Saved entries
=-=-=-=-=
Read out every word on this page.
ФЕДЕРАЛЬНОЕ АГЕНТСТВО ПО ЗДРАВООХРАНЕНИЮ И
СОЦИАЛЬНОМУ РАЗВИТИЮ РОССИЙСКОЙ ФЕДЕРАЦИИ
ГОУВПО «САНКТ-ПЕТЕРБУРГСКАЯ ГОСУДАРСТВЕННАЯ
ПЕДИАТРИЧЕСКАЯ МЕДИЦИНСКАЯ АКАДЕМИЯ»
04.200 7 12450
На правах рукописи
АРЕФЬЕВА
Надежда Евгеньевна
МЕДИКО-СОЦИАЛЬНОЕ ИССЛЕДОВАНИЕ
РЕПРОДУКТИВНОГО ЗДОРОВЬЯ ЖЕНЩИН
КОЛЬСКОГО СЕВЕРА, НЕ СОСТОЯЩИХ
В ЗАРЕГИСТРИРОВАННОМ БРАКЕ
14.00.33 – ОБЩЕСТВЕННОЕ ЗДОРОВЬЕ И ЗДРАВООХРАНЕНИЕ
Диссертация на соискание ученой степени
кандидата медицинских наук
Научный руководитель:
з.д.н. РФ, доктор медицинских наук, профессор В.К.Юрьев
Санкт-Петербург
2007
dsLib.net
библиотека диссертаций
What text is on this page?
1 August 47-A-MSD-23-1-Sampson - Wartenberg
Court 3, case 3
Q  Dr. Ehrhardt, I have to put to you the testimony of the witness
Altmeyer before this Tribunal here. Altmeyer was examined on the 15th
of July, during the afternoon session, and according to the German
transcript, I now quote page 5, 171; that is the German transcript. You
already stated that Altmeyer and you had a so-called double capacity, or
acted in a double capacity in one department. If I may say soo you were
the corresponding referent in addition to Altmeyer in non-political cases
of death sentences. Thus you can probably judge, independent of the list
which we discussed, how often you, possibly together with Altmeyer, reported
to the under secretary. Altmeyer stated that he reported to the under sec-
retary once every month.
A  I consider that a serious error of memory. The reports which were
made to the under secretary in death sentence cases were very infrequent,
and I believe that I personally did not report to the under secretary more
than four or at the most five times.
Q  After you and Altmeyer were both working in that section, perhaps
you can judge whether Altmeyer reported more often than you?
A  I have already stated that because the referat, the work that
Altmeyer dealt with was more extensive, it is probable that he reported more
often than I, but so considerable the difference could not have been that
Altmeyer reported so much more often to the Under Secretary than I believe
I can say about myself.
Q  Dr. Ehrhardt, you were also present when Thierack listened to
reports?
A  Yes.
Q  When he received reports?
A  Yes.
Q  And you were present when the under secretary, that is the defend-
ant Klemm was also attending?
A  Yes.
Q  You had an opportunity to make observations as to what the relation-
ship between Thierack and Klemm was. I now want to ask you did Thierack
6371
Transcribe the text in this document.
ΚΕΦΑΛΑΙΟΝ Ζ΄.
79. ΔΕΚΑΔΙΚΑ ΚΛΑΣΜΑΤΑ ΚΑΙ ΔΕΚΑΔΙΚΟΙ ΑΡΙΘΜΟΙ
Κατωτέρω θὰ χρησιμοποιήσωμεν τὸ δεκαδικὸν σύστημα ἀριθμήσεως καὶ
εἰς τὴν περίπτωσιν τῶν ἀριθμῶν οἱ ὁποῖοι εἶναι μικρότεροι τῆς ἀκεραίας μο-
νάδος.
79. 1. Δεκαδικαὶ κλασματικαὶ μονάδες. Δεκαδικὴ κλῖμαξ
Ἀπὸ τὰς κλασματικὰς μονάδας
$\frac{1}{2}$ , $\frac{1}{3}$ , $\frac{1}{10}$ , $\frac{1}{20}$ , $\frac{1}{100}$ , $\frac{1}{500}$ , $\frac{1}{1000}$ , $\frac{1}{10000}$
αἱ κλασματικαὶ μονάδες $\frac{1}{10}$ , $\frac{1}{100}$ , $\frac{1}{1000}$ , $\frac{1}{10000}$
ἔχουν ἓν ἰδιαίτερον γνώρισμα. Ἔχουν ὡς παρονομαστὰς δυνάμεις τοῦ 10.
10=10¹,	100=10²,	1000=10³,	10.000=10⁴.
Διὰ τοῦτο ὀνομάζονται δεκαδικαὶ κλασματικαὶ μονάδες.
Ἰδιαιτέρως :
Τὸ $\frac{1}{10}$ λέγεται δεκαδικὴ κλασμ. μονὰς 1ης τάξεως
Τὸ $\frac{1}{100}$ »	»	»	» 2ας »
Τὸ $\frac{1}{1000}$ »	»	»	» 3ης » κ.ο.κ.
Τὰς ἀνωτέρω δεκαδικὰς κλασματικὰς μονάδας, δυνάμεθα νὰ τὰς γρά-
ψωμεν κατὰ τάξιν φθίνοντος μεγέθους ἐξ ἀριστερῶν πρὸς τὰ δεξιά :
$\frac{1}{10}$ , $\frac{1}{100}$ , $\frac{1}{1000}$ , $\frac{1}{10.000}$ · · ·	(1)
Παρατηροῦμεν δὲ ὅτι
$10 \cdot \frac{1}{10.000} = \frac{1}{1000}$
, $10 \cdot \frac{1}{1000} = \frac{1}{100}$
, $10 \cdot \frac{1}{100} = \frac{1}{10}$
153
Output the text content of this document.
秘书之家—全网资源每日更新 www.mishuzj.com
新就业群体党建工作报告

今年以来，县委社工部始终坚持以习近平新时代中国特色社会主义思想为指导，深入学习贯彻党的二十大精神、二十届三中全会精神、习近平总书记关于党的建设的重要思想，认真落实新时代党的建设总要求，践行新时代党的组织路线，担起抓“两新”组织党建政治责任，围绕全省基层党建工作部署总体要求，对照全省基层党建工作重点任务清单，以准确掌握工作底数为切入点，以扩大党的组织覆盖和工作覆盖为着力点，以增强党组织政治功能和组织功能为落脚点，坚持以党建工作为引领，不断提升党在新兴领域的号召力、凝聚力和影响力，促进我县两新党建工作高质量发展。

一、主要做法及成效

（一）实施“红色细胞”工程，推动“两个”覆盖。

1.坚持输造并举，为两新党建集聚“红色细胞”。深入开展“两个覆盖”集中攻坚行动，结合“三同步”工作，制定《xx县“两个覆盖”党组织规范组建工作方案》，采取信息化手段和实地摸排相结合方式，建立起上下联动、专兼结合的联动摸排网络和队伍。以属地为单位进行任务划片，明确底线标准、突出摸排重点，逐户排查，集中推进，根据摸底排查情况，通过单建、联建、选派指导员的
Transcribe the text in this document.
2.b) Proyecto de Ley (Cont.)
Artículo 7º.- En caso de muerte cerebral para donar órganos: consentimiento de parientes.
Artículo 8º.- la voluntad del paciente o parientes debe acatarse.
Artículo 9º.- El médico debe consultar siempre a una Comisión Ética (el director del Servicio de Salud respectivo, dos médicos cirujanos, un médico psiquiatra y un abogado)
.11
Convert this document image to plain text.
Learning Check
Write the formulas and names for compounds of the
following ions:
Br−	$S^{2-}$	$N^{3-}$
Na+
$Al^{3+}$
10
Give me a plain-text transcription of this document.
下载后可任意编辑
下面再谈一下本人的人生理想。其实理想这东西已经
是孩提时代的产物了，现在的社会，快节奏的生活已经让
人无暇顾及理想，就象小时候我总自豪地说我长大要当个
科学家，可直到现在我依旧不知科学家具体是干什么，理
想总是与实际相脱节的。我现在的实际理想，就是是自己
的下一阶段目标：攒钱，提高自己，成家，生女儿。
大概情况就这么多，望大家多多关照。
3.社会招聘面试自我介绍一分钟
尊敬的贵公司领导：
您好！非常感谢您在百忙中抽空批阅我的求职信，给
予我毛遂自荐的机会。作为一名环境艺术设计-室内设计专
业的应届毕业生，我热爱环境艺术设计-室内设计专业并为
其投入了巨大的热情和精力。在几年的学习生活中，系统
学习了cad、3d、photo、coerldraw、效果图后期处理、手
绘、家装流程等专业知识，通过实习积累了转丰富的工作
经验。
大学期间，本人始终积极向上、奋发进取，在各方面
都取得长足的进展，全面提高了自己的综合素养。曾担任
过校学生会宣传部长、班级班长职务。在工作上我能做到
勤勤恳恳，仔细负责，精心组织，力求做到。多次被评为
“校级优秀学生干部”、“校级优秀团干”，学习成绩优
=-=-=-=-=
# Work instructions
Copy every line of the records above that contains "cdot".

# Solution to the problem
$10 \cdot \frac{1}{10.000} = \frac{1}{1000}$
, $10 \cdot \frac{1}{1000} = \frac{1}{100}$
, $10 \cdot \frac{1}{100} = \frac{1}{10}$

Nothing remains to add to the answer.